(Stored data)
+++++

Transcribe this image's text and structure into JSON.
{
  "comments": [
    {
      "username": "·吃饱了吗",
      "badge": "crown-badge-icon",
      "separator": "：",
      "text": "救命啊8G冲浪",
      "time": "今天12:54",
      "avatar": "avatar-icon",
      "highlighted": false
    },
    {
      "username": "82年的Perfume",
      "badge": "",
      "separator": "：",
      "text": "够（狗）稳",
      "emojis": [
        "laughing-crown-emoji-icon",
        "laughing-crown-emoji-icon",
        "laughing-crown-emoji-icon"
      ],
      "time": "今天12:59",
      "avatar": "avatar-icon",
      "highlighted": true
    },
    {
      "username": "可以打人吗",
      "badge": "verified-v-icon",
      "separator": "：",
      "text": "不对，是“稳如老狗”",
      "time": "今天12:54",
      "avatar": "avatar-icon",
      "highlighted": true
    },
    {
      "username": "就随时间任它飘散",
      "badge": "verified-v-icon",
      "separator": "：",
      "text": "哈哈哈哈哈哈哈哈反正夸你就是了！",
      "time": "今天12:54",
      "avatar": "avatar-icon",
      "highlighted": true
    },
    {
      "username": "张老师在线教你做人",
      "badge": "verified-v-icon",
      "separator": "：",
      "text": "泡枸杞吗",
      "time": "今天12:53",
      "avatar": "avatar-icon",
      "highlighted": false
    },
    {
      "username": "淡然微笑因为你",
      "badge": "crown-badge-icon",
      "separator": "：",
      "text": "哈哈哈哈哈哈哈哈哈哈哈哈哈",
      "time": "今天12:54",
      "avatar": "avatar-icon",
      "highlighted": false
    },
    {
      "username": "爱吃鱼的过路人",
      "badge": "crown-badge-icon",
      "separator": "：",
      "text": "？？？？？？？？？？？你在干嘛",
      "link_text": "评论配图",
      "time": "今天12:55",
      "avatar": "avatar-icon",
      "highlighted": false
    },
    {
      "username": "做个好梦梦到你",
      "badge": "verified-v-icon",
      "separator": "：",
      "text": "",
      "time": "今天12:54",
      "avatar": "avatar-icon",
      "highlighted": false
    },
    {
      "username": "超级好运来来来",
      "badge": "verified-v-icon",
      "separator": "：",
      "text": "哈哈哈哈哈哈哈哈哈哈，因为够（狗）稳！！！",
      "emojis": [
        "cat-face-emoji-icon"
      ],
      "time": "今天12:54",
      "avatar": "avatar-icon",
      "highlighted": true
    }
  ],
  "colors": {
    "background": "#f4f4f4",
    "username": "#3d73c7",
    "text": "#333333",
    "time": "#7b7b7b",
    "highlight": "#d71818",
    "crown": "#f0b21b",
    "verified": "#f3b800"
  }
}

+++++

* **INSTRUCTIONS TO FOLLOW**
Write the listing out again, exactly as shown above.

* **ANSWER IN FULL**
Transcribe this image's text and structure into JSON.
{
  "comments": [
    {
      "username": "·吃饱了吗",
      "badge": "crown-badge-icon",
      "separator": "：",
      "text": "救命啊8G冲浪",
      "time": "今天12:54",
      "avatar": "avatar-icon",
      "highlighted": false
    },
    {
      "username": "82年的Perfume",
      "badge": "",
      "separator": "：",
      "text": "够（狗）稳",
      "emojis": [
        "laughing-crown-emoji-icon",
        "laughing-crown-emoji-icon",
        "laughing-crown-emoji-icon"
      ],
      "time": "今天12:59",
      "avatar": "avatar-icon",
      "highlighted": true
    },
    {
      "username": "可以打人吗",
      "badge": "verified-v-icon",
      "separator": "：",
      "text": "不对，是“稳如老狗”",
      "time": "今天12:54",
      "avatar": "avatar-icon",
      "highlighted": true
    },
    {
      "username": "就随时间任它飘散",
      "badge": "verified-v-icon",
      "separator": "：",
      "text": "哈哈哈哈哈哈哈哈反正夸你就是了！",
      "time": "今天12:54",
      "avatar": "avatar-icon",
      "highlighted": true
    },
    {
      "username": "张老师在线教你做人",
      "badge": "verified-v-icon",
      "separator": "：",
      "text": "泡枸杞吗",
      "time": "今天12:53",
      "avatar": "avatar-icon",
      "highlighted": false
    },
    {
      "username": "淡然微笑因为你",
      "badge": "crown-badge-icon",
      "separator": "：",
      "text": "哈哈哈哈哈哈哈哈哈哈哈哈哈",
      "time": "今天12:54",
      "avatar": "avatar-icon",
      "highlighted": false
    },
    {
      "username": "爱吃鱼的过路人",
      "badge": "crown-badge-icon",
      "separator": "：",
      "text": "？？？？？？？？？？？你在干嘛",
      "link_text": "评论配图",
      "time": "今天12:55",
      "avatar": "avatar-icon",
      "highlighted": false
    },
    {
      "username": "做个好梦梦到你",
      "badge": "verified-v-icon",
      "separator": "：",
      "text": "",
      "time": "今天12:54",
      "avatar": "avatar-icon",
      "highlighted": false
    },
    {
      "username": "超级好运来来来",
      "badge": "verified-v-icon",
      "separator": "：",
      "text": "哈哈哈哈哈哈哈哈哈哈，因为够（狗）稳！！！",
      "emojis": [
        "cat-face-emoji-icon"
      ],
      "time": "今天12:54",
      "avatar": "avatar-icon",
      "highlighted": true
    }
  ],
  "colors": {
    "background": "#f4f4f4",
    "username": "#3d73c7",
    "text": "#333333",
    "time": "#7b7b7b",
    "highlight": "#d71818",
    "crown": "#f0b21b",
    "verified": "#f3b800"
  }
}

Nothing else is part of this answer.